**Written problem**
From the entries below, gather each line containing the word "среднего".

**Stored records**
============================================================
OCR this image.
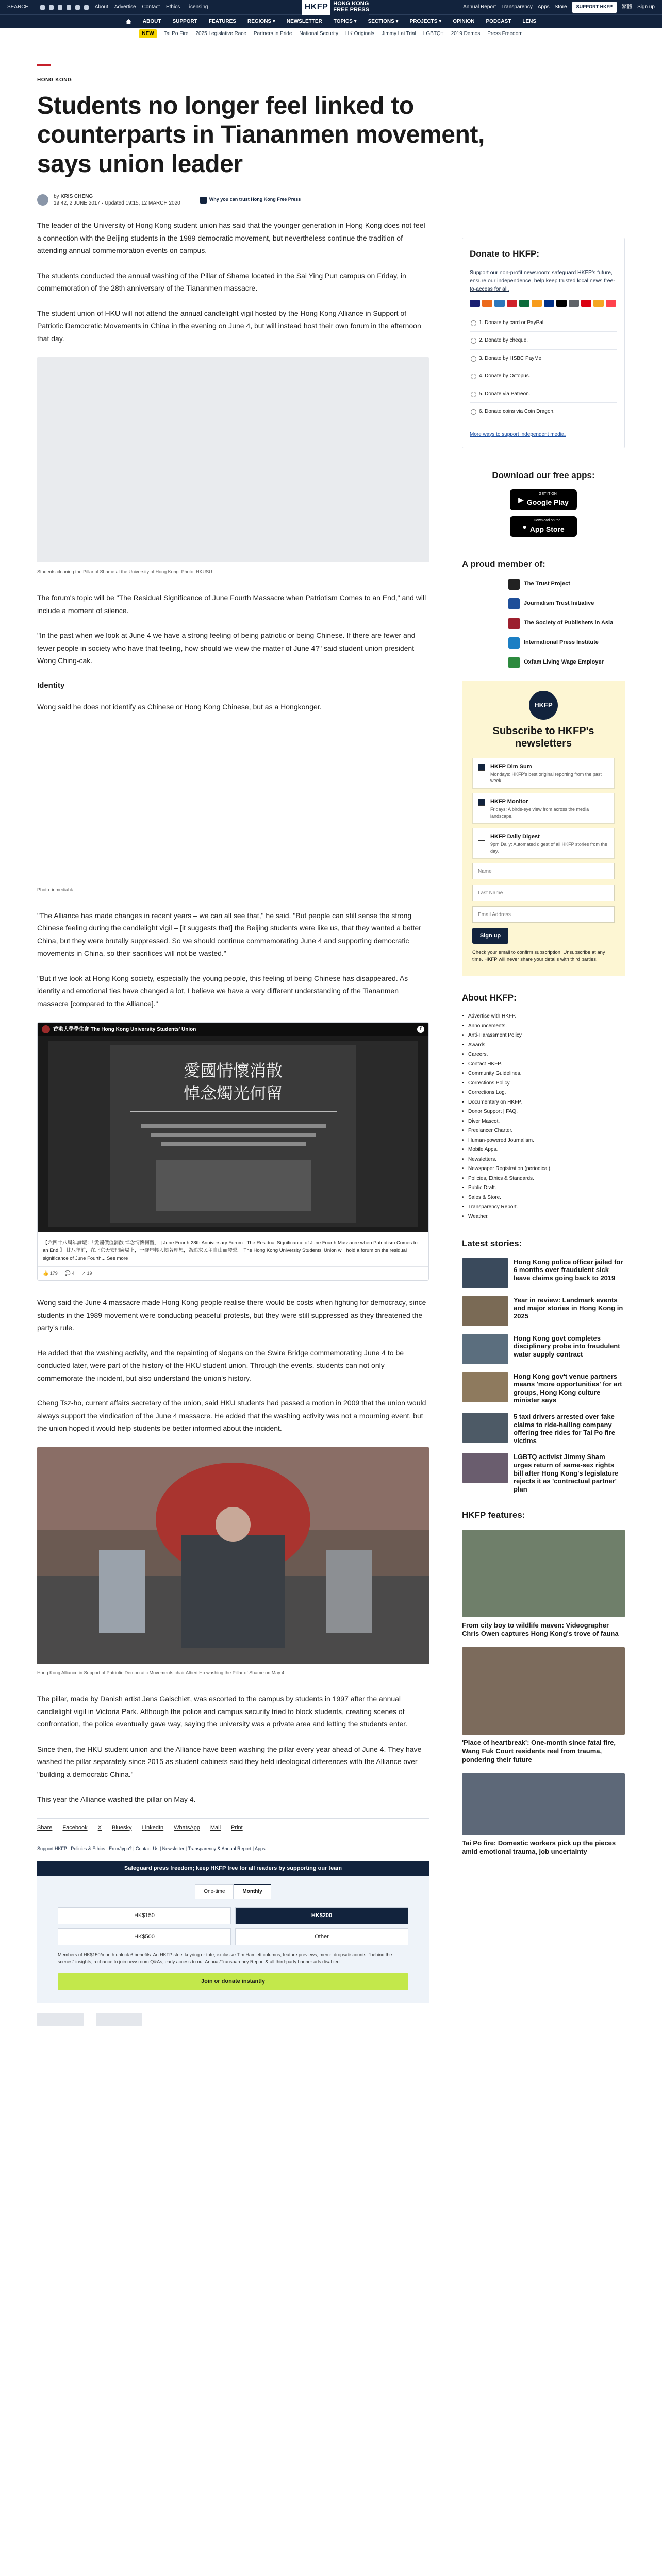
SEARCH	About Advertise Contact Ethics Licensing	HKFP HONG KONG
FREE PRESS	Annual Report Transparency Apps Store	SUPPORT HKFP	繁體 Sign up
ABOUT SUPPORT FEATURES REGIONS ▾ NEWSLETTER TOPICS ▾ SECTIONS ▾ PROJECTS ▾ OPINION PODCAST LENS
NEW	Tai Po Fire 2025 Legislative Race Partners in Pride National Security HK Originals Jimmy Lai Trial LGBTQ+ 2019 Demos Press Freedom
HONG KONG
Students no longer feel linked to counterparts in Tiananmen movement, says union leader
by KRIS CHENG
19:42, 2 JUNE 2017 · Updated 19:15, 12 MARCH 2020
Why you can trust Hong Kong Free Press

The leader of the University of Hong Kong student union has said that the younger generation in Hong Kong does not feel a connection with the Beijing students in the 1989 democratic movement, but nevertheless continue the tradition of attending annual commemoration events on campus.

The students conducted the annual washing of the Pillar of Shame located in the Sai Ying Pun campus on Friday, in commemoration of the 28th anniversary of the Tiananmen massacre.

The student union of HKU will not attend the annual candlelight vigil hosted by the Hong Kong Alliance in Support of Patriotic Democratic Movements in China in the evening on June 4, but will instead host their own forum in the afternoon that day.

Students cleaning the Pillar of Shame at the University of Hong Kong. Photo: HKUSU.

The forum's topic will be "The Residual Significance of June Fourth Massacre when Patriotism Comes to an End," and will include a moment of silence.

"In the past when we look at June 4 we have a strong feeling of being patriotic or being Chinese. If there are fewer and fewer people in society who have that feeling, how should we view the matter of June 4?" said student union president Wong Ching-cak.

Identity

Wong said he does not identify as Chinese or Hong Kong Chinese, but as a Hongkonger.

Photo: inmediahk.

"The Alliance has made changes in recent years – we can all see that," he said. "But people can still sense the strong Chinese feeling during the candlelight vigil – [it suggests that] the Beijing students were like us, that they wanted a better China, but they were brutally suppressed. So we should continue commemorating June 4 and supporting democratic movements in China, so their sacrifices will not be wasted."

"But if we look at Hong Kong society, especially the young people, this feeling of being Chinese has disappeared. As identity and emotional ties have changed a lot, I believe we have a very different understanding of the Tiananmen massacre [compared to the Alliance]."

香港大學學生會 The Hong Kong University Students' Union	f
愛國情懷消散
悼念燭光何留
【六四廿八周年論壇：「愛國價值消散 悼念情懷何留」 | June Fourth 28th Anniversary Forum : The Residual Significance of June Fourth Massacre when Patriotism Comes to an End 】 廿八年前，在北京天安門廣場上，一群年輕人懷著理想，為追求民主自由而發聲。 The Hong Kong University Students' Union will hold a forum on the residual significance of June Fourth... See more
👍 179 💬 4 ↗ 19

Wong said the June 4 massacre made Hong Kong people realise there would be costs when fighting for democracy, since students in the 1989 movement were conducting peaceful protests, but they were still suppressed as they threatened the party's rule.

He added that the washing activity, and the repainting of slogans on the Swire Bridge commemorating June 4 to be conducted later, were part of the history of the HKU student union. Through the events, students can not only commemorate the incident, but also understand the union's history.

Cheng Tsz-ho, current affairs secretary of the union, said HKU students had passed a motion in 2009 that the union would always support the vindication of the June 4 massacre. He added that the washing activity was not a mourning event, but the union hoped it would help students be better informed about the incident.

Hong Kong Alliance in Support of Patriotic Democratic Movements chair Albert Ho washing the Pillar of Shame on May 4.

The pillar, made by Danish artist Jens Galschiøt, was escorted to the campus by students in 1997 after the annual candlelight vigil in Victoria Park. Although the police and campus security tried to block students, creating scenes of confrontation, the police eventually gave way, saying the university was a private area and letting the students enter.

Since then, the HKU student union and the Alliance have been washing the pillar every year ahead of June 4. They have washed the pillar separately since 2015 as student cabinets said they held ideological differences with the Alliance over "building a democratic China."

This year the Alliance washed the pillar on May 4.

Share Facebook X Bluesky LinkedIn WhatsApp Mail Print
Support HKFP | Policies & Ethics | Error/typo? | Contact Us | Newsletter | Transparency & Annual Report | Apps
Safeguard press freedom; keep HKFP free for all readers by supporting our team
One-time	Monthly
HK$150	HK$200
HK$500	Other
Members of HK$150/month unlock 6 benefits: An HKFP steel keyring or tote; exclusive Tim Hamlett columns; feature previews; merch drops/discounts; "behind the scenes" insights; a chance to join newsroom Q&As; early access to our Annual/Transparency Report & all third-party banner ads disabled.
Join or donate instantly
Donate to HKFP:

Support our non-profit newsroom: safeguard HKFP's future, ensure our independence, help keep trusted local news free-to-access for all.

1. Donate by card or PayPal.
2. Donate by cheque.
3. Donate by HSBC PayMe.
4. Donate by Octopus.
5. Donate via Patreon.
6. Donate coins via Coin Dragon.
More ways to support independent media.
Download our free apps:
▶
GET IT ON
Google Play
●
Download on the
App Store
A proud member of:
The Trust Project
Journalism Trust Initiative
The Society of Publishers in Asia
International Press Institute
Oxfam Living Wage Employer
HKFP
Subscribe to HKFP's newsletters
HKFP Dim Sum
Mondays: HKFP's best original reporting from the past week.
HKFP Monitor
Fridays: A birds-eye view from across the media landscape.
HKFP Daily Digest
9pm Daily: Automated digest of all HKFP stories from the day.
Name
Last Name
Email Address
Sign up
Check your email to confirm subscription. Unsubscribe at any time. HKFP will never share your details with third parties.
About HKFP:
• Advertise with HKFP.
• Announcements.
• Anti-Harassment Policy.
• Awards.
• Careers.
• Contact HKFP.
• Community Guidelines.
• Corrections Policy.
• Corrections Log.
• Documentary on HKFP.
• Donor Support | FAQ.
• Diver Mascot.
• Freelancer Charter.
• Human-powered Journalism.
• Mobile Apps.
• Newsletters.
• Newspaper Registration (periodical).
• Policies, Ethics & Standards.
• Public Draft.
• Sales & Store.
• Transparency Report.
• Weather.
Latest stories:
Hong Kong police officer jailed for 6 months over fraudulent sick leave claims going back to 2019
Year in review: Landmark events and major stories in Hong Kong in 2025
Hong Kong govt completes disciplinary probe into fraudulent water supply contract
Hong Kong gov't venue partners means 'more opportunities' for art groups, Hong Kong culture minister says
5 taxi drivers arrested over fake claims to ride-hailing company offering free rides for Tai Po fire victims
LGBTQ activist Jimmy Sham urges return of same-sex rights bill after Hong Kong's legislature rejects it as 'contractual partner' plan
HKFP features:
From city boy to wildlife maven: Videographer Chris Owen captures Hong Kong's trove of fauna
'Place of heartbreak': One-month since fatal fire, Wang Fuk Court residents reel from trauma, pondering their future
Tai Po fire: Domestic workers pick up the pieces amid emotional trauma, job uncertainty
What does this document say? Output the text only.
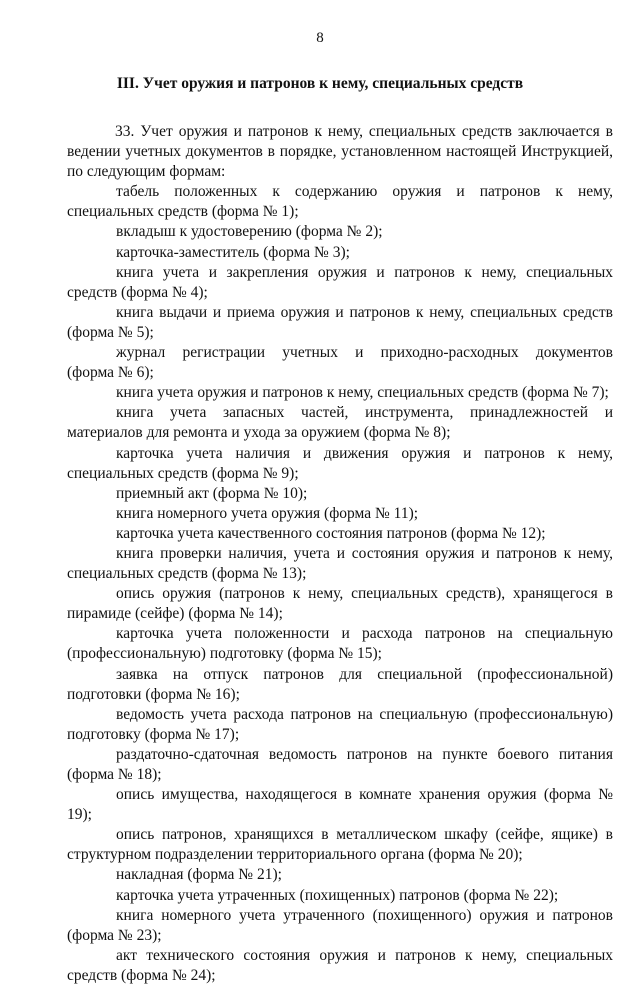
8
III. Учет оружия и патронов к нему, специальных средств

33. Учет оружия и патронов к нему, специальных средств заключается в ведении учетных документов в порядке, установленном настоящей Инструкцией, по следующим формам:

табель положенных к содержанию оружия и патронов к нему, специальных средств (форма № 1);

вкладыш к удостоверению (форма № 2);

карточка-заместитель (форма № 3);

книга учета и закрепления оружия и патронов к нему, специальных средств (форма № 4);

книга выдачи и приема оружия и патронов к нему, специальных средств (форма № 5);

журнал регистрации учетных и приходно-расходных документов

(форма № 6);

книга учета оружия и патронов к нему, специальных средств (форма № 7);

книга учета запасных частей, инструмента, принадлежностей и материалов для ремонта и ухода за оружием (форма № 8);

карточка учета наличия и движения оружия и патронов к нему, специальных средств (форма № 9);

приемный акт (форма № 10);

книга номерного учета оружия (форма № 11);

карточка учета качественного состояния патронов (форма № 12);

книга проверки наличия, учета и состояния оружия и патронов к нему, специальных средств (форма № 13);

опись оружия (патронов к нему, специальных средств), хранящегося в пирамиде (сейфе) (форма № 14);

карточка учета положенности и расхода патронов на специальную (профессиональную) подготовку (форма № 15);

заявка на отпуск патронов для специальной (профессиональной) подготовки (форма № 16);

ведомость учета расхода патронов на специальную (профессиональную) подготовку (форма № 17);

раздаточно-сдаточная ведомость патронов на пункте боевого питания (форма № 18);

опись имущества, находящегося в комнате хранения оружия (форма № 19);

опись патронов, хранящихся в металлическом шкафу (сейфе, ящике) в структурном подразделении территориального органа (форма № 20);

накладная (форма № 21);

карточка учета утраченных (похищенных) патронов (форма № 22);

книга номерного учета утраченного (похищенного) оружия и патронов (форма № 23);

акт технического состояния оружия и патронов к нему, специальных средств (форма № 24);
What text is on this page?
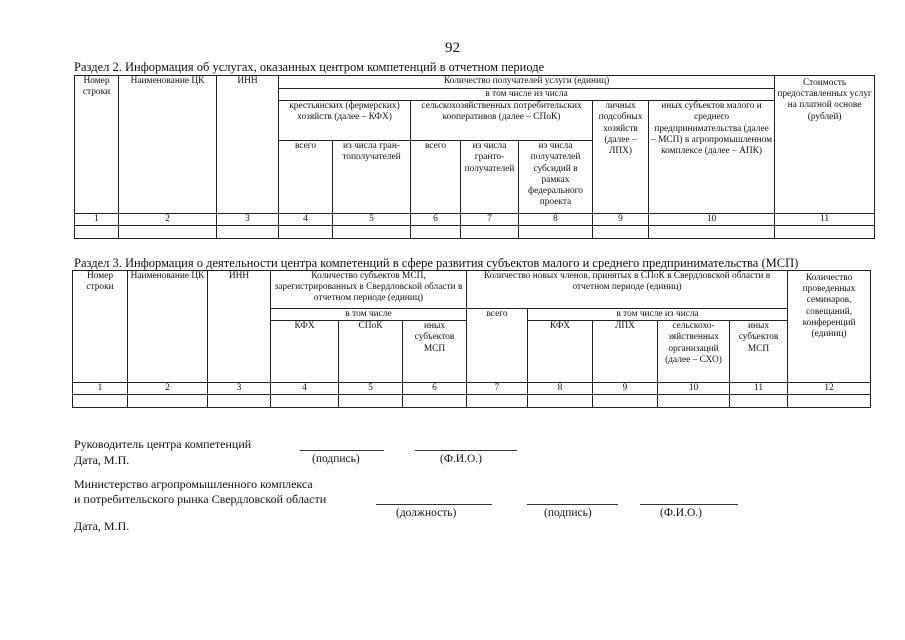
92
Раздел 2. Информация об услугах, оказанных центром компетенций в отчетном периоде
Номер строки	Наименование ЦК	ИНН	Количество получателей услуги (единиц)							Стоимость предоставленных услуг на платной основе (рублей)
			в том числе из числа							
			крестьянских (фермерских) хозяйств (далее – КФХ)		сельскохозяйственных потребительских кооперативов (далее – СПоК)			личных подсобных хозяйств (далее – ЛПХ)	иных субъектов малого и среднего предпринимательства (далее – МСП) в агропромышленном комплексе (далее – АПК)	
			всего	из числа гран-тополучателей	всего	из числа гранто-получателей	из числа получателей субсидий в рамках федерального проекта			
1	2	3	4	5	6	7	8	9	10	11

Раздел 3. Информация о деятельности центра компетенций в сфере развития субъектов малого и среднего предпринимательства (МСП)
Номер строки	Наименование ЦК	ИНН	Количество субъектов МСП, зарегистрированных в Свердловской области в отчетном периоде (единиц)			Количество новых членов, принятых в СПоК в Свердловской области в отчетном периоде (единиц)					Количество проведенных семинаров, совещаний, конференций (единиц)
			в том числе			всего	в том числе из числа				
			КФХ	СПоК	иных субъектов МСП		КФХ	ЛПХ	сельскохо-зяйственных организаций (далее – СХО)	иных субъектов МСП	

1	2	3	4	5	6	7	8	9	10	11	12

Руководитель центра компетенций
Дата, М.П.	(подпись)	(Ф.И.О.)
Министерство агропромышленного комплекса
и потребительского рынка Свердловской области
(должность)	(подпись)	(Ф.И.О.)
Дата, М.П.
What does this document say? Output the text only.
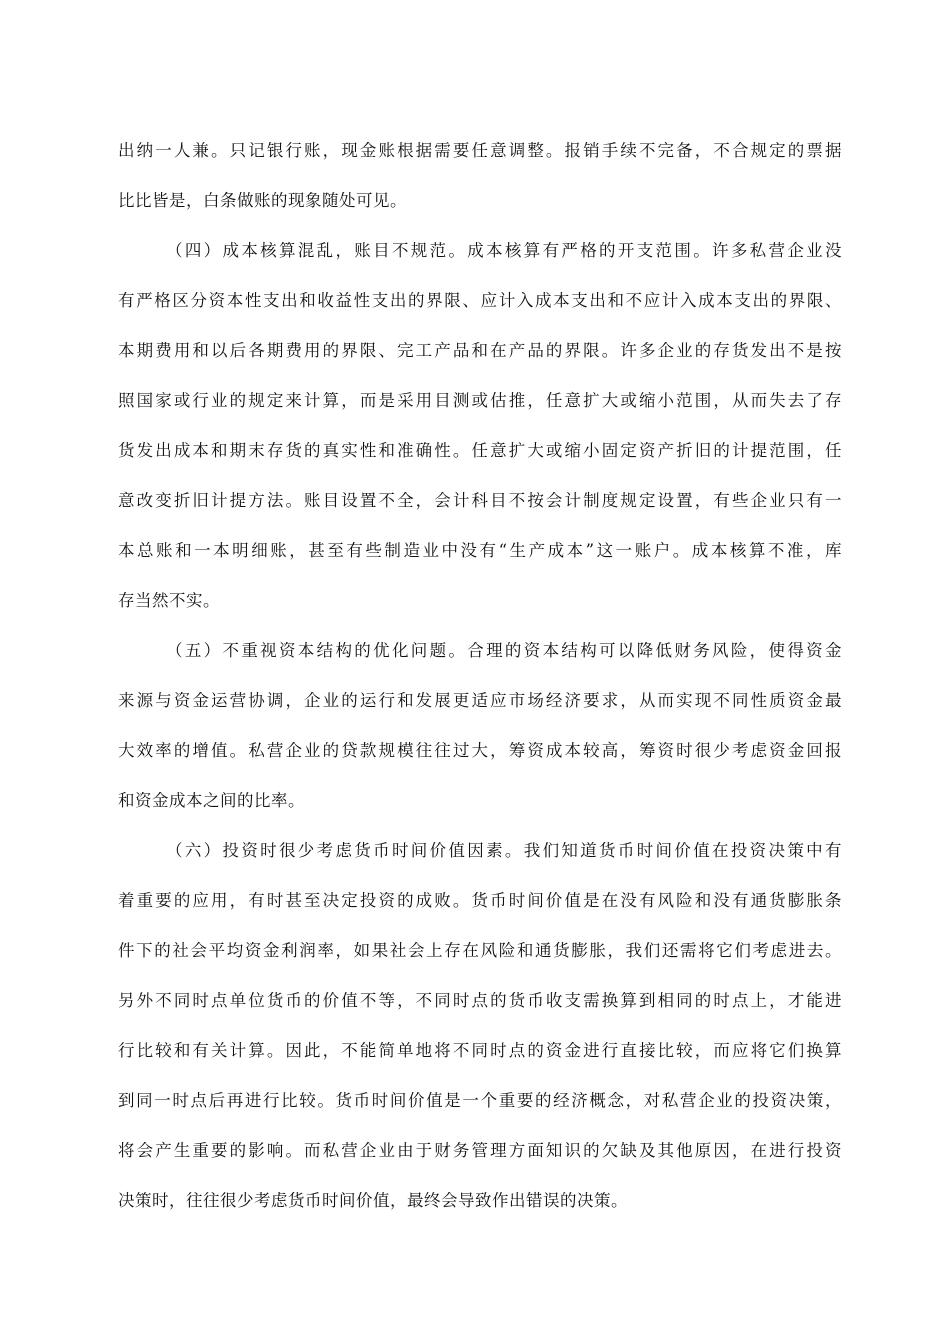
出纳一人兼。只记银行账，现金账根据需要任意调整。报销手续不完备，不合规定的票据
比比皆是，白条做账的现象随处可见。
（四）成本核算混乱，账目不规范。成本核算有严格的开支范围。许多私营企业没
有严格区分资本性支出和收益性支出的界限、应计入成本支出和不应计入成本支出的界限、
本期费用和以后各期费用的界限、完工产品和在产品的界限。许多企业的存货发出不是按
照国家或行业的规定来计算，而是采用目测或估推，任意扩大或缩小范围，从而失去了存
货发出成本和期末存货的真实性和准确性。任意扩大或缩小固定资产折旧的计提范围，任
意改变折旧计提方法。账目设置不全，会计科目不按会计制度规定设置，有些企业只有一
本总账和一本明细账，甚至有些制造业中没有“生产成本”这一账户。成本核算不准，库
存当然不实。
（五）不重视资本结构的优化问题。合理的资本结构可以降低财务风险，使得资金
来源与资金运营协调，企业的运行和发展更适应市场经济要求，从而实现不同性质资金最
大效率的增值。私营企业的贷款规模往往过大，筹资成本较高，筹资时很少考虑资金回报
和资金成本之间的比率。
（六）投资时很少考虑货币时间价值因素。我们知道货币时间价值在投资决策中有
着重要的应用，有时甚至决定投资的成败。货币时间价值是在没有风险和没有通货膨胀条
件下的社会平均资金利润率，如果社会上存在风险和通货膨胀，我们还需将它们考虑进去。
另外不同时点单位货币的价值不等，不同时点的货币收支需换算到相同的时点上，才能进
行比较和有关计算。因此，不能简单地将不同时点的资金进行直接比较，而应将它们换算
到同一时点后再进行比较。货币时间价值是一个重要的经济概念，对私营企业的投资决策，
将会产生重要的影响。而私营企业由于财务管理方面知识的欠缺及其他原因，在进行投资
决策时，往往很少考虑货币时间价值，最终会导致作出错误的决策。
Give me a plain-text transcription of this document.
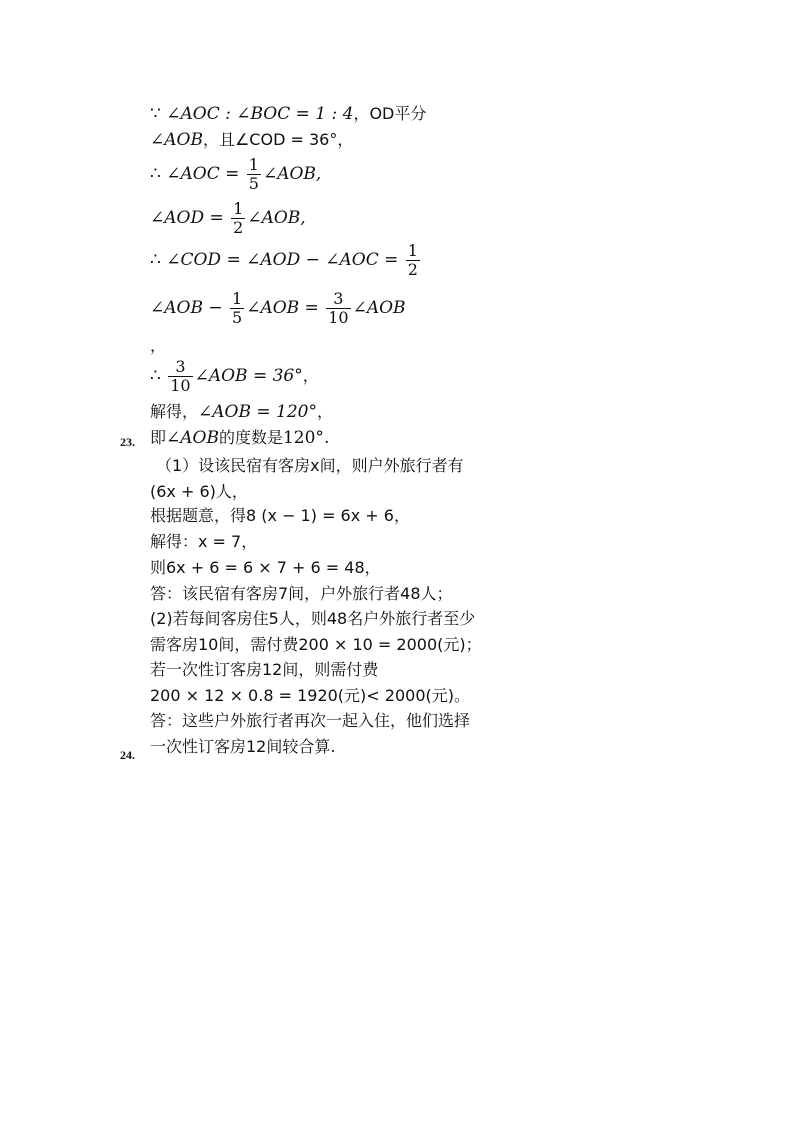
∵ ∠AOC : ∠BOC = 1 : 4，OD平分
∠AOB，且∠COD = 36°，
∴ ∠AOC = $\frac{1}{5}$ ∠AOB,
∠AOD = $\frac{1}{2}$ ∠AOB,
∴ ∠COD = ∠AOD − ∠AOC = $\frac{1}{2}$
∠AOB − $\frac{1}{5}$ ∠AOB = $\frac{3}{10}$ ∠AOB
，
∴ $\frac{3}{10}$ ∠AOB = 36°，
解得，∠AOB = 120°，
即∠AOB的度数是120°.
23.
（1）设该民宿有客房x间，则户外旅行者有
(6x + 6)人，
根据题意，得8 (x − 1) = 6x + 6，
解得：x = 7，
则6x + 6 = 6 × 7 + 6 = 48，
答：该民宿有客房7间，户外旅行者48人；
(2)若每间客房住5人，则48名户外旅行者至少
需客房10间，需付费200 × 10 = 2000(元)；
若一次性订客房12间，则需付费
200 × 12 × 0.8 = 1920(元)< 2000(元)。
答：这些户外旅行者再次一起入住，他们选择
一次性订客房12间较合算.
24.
============================================================
**Exercise solution**
			крестьянских (фермерских) хозяйств (далее – КФХ)		сельскохозяйственных потребительских кооперативов (далее – СПоК)			личных подсобных хозяйств (далее – ЛПХ)	иных субъектов малого и среднего предпринимательства (далее – МСП) в агропромышленном комплексе (далее – АПК)	
Раздел 3. Информация о деятельности центра компетенций в сфере развития субъектов малого и среднего предпринимательства (МСП)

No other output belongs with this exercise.